→ TASK REQUIREMENTS:
#1 In the forum thread about fixing the DOS error, what does the thread say to type into start/run?
#2 Write the next part of the forum thread about fixing the DOS error, starting after its final line.

→ TEXT EXTRACT:
Unless you are playing old DOS based games or such, you do not even need the autoexec.bat or config.sys loading. Go to start/run. Type in msconfig and press enter. Under "Selective Startup" click on the autoexec.bat and config.sys to remove the check mark. Reboot when prompted. The DOS error should now be gone.

Good luck.

Kilowatt

By the way, that particular error most likely has nothing to do with the poor game play. Follow PC's advise to clean up the system a bit and things should improve.


----------



## pyritechips (Jun 3, 2002)

Thx for the backup kilowatt. I honestly cannot see anything the matter with your lists. If somebody else makes a suggestion then I'm all ears.


----------



## wendymae50 (Jul 10, 2003)

in the lists where it says driver not installed,on my screen it is in red. do i need to install these drivers?
also. how do i go about cleaning up my machine? i have all sorts of files scattered in misc. files and folders everywhere, i have remnants of programs and games that are no longer installed or werent deleted right and stuff got left behind, i have odds and ends everywhere. i have no idea where to start. i went to find files advance and looked up all my gif/jpeg files and went through all of them and renamed them, and deleted unwanted stuff.as for putting them into a file with a name like pictures or something that was easy to find or access is another story entirely. is there some sort of software or tutorial i can download free that can help me?
lastly i noticed there are like 20 things listed in the startup, what should i remove and how?
thank you


----------



## wendymae50 (Jul 10, 2003)

i need a little more detailed instruction, im still learning.please tell me if my questions are getting anoying.ive never talked to anyone that remotely knows anything about computers, i live in the boonies.


----------



## wendymae50 (Jul 10, 2003)

ok removed config and autoexec-rebooted
fine
sutdown-restart in msdos mode
same screen...
what do i do now?


----------



## kilowatt1 (Oct 27, 2001)

→ DATA SECTION:
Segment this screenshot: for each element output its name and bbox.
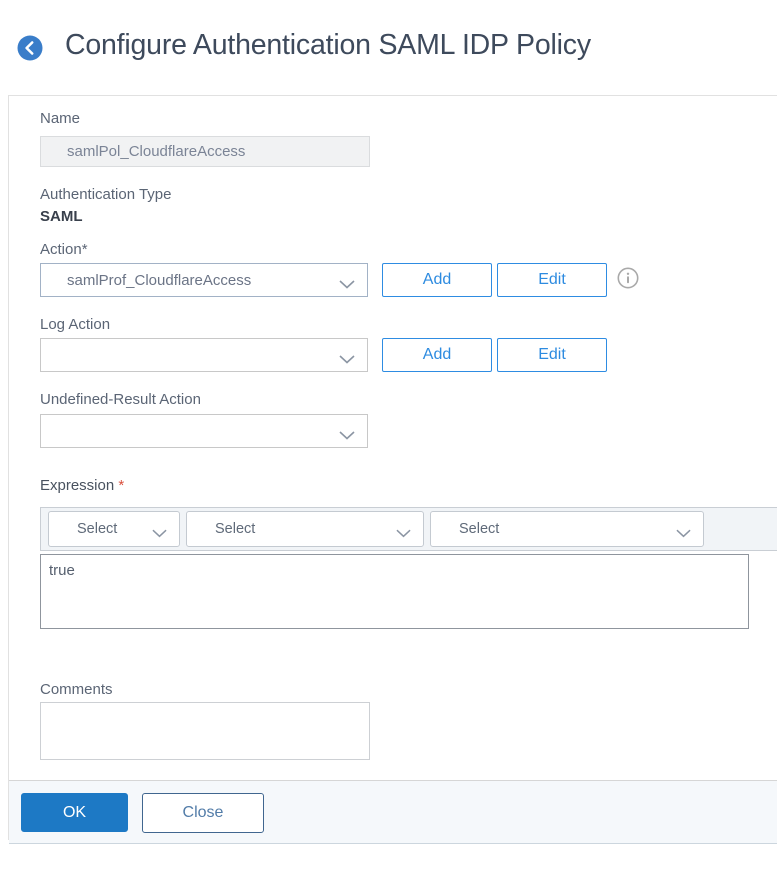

→ TASK RESULTS:
#1 msconfig

#2
Go back into msconfig. This time click on the Config.sys tab at the top of the page. Tell me everything that is listed there. Then click on the Autoexec.bat tab and tell what is in there as well.

The reason you are getting the error is because line fifteen in the config.sys file does not match with a similar line in the autoexec.bat file.

While you are in msconfig, if you click on the startup tab you will see a listing of all the programs running in the background each time you boot into Windows. A majority of the items checked do not need to be running all the time and are just wasting resources. You can write them down then goHERE to find out what they are and whether or not they need to be checked. Please note that by unchecking an item you are not deleting it, you are just telling Windows that you'll start the program when you need it via the Programs Files menu.


----------



## wendymae50 (Jul 10, 2003)

thank you, that was exactly what i needed to hear, im sorry i was booted off for several hours.ok im going to try this and se what happens, also will i be able to restore line 15?


----------



## wendymae50 (Jul 10, 2003)

sorry , got really busy here comes thoses files you wanted

this is config.sys

[common]
dos=high,umb
buffers=40
(miniwindowsicon)device=c:\windows\himen.sys/testmemff
DEVICE=C:\WINDOWS\EMM386.EXE NOEMS

(nobox)rem The below DOS CD ROM driver is not required to run Windows 98.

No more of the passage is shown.